-- start of Data for this exercise --

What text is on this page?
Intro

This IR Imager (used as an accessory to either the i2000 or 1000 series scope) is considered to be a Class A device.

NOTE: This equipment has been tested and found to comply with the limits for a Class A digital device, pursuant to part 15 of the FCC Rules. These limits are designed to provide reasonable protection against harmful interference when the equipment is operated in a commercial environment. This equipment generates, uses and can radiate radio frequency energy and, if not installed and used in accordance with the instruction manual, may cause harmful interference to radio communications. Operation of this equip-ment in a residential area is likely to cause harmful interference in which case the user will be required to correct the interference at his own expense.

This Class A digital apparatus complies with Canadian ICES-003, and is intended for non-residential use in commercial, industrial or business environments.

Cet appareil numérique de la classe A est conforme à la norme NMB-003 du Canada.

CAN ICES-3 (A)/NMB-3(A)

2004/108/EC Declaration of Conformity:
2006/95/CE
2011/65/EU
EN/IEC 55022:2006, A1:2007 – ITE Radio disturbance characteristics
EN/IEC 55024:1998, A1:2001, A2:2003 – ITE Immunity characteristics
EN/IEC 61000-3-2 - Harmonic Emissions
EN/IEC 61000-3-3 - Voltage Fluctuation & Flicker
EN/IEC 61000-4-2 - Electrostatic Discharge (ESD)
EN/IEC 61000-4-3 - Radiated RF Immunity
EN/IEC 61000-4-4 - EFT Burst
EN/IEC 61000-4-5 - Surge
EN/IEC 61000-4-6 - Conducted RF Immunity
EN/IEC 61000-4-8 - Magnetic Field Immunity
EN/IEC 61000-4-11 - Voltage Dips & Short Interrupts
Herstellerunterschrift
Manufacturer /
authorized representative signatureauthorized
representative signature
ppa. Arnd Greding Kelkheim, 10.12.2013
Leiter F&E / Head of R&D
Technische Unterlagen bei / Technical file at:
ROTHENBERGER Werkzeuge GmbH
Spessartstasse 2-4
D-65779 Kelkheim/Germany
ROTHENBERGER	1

-- end of Data for this exercise --

◆ What is needed ◆
Restate each entry exactly, skipping none.

◆ Solution for this exercise ◆
What text is on this page?
Intro

This IR Imager (used as an accessory to either the i2000 or 1000 series scope) is considered to be a Class A device.

NOTE: This equipment has been tested and found to comply with the limits for a Class A digital device, pursuant to part 15 of the FCC Rules. These limits are designed to provide reasonable protection against harmful interference when the equipment is operated in a commercial environment. This equipment generates, uses and can radiate radio frequency energy and, if not installed and used in accordance with the instruction manual, may cause harmful interference to radio communications. Operation of this equip-ment in a residential area is likely to cause harmful interference in which case the user will be required to correct the interference at his own expense.

This Class A digital apparatus complies with Canadian ICES-003, and is intended for non-residential use in commercial, industrial or business environments.

Cet appareil numérique de la classe A est conforme à la norme NMB-003 du Canada.

CAN ICES-3 (A)/NMB-3(A)

2004/108/EC Declaration of Conformity:
2006/95/CE
2011/65/EU
EN/IEC 55022:2006, A1:2007 – ITE Radio disturbance characteristics
EN/IEC 55024:1998, A1:2001, A2:2003 – ITE Immunity characteristics
EN/IEC 61000-3-2 - Harmonic Emissions
EN/IEC 61000-3-3 - Voltage Fluctuation & Flicker
EN/IEC 61000-4-2 - Electrostatic Discharge (ESD)
EN/IEC 61000-4-3 - Radiated RF Immunity
EN/IEC 61000-4-4 - EFT Burst
EN/IEC 61000-4-5 - Surge
EN/IEC 61000-4-6 - Conducted RF Immunity
EN/IEC 61000-4-8 - Magnetic Field Immunity
EN/IEC 61000-4-11 - Voltage Dips & Short Interrupts
Herstellerunterschrift
Manufacturer /
authorized representative signatureauthorized
representative signature
ppa. Arnd Greding Kelkheim, 10.12.2013
Leiter F&E / Head of R&D
Technische Unterlagen bei / Technical file at:
ROTHENBERGER Werkzeuge GmbH
Spessartstasse 2-4
D-65779 Kelkheim/Germany
ROTHENBERGER	1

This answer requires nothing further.